Records excerpted from a collection:
+===+

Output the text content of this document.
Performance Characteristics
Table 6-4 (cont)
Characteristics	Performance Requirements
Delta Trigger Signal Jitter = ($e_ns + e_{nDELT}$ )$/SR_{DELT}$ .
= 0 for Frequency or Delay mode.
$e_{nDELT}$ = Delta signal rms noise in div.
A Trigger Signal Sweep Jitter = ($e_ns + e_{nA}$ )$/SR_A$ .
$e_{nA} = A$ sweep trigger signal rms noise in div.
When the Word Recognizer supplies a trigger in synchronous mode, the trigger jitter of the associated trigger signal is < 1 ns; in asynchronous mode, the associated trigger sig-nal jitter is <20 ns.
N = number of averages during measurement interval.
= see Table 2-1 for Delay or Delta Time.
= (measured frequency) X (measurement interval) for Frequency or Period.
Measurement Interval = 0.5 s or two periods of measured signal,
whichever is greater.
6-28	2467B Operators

+===+

Exercise brief:
In the listing above, how many lines include the word "nDELT"? Answer with the number and nothing more.

Solution to the exercise:
2